読解文.
------------
作 及川和男
絵 長野ヒデ子
発行 岩崎書店
初版 1984/8/20
対象年齢 8歳から
文字の量 やや少なめ
ページ数 56
発行部数 不明
オススメ度 B

いのちは見えるよ のあらすじ・内容


小学生エリちゃんの家のお隣には盲学校の先生をしている全盲のルミさんとマッサージの仕事をしていて少しだけ目が見えるアキラさんのご夫婦が住んでいます。ルミさんは最近お腹が大きくなってきました。赤ちゃんが生まれるのです。そんな中アキラさんが足を骨折して入院してしまいました。

夏休みに入ってすぐの朝、ルミさんの助けを求める叫び声を聞いたエリちゃんが駆けつけると、転んでしまったエリさんがお腹が痛いと苦しんでいます。すぐに119番に電話しました。どうやら陣痛が始まったようです。
------------
設問. 「いのちは見えるよ」のあらすじから、「ルミさんは最近お腹が大きくなってきました。」という一文を英語に訳す。 データはこの作業には関係しない。
------------
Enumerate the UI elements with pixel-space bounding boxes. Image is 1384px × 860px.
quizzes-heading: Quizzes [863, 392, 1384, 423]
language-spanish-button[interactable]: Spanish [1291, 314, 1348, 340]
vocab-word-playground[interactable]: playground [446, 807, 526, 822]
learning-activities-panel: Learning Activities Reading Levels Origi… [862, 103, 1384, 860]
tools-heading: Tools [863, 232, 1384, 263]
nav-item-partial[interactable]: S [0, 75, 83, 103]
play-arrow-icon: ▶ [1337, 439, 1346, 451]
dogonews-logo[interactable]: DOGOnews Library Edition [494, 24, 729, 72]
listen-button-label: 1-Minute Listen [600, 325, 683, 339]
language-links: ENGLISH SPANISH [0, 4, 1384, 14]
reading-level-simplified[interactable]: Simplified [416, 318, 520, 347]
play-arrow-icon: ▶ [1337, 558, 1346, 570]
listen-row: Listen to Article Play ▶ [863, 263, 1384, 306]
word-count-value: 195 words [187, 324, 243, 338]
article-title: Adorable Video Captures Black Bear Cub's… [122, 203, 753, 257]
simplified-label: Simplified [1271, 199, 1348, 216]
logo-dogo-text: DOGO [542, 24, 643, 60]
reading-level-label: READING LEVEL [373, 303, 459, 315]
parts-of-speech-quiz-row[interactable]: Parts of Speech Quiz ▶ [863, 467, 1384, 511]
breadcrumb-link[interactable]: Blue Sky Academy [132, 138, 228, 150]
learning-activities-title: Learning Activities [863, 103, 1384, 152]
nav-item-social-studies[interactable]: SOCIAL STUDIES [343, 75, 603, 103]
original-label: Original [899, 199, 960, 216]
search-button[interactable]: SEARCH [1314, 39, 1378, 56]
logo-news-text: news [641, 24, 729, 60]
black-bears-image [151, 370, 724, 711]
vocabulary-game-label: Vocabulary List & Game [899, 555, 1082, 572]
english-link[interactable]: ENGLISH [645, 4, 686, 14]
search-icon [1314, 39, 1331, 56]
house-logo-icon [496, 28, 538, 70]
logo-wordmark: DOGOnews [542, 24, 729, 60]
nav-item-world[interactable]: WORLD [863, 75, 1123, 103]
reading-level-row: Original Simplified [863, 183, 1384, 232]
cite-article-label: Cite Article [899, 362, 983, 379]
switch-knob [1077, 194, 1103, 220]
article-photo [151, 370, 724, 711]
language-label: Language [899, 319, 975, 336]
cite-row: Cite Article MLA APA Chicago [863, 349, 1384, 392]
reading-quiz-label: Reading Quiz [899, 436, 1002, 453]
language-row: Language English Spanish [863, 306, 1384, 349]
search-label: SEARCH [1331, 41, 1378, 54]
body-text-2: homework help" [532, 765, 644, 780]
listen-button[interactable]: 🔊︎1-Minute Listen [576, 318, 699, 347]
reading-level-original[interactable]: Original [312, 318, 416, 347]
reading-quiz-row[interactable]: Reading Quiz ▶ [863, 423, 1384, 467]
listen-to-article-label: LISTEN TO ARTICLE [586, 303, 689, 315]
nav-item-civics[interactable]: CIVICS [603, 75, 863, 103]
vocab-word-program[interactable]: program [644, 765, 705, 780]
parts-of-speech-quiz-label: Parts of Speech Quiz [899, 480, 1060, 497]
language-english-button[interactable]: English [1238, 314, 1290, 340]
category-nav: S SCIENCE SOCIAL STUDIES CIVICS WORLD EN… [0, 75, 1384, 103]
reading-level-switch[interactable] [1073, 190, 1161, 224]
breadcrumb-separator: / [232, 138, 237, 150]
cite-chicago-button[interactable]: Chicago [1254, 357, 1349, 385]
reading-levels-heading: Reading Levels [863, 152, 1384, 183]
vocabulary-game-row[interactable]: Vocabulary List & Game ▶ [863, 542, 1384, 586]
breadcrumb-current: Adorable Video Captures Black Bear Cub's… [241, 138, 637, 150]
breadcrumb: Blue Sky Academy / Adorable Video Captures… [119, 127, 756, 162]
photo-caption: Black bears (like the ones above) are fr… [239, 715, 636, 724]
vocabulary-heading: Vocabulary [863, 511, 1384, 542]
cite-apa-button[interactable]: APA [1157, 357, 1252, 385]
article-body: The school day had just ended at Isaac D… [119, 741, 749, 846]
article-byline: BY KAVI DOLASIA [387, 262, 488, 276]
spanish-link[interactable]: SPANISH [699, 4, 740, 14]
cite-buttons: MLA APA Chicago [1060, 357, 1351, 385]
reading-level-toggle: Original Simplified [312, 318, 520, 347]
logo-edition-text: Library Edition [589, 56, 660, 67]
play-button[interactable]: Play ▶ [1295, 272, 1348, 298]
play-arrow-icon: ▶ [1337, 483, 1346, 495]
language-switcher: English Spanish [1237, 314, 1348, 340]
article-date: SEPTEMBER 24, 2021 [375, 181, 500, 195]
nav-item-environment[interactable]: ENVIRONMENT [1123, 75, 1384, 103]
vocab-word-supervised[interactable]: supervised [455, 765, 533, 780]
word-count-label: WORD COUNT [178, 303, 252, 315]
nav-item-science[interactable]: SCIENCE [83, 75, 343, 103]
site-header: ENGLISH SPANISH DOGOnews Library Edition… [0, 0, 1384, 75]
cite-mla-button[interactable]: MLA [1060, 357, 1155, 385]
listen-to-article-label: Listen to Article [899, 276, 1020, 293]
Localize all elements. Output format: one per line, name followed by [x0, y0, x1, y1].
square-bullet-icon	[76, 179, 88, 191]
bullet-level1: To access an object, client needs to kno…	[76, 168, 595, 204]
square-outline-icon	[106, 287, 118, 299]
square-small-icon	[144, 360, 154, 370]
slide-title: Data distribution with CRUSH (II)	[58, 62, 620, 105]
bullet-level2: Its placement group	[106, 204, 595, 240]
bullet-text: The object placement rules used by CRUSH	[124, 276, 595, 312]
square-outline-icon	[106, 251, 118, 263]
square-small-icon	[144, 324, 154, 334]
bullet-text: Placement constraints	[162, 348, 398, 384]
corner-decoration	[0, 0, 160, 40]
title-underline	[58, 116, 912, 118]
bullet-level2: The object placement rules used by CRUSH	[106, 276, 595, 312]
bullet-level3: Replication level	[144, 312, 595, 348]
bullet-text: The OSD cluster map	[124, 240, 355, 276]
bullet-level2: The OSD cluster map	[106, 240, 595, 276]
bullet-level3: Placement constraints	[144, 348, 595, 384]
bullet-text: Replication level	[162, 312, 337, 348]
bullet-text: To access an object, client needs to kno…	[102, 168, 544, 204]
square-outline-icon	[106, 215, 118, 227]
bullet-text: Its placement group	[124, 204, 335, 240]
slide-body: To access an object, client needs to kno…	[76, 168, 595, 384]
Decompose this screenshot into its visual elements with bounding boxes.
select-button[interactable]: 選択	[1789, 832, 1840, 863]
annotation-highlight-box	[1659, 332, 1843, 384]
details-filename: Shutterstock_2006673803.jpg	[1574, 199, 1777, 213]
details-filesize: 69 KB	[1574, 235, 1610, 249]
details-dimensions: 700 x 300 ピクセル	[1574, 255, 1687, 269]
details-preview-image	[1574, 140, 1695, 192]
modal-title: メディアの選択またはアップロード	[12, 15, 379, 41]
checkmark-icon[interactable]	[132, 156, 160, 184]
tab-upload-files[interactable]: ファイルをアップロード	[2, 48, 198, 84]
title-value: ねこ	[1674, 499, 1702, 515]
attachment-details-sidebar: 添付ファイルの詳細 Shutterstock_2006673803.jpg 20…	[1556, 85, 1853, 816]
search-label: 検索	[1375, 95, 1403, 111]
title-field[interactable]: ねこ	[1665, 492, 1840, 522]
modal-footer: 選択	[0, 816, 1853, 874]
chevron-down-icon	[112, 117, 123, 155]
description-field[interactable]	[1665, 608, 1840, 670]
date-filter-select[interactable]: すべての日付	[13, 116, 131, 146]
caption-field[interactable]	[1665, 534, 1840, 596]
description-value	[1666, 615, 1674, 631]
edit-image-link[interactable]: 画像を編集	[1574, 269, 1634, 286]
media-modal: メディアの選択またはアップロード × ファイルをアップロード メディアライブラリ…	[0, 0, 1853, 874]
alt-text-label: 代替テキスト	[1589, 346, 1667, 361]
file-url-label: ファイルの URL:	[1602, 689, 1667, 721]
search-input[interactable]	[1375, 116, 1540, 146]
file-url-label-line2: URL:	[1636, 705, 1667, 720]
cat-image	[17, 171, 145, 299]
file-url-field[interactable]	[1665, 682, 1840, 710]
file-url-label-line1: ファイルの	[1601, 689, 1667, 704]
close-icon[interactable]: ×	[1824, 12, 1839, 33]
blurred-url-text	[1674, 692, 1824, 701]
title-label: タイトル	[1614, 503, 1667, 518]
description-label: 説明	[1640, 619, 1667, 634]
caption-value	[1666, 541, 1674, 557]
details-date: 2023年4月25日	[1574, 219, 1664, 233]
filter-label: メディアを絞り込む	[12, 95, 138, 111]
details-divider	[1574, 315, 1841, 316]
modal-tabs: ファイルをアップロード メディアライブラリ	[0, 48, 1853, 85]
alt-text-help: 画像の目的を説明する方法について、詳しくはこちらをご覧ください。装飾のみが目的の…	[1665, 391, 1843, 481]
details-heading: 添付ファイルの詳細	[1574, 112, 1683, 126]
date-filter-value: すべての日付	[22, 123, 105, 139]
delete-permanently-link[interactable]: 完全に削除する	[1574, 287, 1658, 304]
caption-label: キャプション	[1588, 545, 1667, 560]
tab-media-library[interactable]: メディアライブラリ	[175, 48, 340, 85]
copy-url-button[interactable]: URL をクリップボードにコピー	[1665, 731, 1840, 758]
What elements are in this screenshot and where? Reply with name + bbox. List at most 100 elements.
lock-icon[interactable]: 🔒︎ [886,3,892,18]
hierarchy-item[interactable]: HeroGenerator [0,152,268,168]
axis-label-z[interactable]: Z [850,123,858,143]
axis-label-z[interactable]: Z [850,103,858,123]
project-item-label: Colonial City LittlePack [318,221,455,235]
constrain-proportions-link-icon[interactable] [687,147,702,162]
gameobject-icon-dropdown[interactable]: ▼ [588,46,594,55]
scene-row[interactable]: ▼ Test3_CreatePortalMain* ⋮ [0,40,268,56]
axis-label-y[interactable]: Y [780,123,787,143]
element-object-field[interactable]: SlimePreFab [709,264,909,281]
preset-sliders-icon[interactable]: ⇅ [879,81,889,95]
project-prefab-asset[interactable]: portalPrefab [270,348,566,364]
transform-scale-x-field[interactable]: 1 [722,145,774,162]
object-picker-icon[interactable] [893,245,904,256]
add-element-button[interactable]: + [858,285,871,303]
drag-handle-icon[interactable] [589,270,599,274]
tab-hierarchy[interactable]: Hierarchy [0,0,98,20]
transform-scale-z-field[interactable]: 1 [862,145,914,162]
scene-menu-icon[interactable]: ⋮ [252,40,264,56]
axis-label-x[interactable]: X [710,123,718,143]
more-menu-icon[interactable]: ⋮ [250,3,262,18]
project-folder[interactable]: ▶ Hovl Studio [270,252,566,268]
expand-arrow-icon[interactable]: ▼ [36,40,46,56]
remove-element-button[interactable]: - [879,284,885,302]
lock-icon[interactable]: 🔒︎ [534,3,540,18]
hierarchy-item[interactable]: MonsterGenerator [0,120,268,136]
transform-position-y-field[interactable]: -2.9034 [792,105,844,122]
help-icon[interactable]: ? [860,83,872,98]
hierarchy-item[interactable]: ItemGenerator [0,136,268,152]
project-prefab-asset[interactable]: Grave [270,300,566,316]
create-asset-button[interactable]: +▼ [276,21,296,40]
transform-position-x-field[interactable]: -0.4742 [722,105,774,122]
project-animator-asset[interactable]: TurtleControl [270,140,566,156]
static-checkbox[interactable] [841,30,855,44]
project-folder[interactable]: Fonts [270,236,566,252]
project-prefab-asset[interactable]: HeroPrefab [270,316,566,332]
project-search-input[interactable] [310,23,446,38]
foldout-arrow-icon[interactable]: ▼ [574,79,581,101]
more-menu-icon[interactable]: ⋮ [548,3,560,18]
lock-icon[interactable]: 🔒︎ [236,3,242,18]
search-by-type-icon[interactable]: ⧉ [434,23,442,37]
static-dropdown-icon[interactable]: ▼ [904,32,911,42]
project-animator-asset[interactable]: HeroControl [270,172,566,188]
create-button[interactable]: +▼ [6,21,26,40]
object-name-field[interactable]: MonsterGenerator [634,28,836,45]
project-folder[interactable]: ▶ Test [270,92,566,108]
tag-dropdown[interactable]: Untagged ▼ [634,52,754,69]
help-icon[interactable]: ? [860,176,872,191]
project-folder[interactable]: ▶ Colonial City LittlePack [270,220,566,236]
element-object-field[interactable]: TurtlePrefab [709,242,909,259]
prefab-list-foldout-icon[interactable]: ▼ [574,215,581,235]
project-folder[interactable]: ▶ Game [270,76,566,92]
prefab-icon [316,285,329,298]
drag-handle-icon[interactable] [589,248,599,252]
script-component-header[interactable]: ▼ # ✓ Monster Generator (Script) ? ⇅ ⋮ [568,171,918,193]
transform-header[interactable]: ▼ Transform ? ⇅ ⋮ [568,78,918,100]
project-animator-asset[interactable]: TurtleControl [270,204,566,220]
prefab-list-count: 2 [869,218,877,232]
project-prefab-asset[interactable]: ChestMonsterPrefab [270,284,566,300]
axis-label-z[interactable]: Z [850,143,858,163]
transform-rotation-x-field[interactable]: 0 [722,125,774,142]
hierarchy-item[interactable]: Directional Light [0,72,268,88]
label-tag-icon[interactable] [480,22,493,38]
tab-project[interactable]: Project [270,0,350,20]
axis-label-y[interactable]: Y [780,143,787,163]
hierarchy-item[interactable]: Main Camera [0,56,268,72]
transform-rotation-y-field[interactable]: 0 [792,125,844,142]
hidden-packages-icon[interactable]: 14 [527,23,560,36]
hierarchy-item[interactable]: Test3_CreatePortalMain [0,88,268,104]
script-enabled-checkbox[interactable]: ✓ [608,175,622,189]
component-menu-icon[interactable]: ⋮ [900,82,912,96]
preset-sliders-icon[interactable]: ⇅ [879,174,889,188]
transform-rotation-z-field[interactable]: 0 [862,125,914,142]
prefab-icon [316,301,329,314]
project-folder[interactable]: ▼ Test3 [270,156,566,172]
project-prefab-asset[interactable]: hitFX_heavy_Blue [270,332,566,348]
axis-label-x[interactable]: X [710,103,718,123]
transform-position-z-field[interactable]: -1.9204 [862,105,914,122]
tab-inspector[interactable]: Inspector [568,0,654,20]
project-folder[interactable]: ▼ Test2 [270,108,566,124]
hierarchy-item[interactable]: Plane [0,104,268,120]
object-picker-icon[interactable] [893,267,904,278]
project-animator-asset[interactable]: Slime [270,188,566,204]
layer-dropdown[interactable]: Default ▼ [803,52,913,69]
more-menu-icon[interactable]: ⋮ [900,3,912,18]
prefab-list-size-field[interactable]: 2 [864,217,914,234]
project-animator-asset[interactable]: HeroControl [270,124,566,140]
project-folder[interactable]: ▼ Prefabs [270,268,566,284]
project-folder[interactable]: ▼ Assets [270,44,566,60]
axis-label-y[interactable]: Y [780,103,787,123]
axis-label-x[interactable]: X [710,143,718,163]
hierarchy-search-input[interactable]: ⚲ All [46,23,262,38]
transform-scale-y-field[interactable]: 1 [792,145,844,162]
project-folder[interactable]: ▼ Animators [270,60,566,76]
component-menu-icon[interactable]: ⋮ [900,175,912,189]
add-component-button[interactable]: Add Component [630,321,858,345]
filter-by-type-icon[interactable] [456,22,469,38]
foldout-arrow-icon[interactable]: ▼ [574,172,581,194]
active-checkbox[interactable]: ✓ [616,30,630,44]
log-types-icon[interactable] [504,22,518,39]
------------
解答. Lately, Rumi's belly has been getting bigger.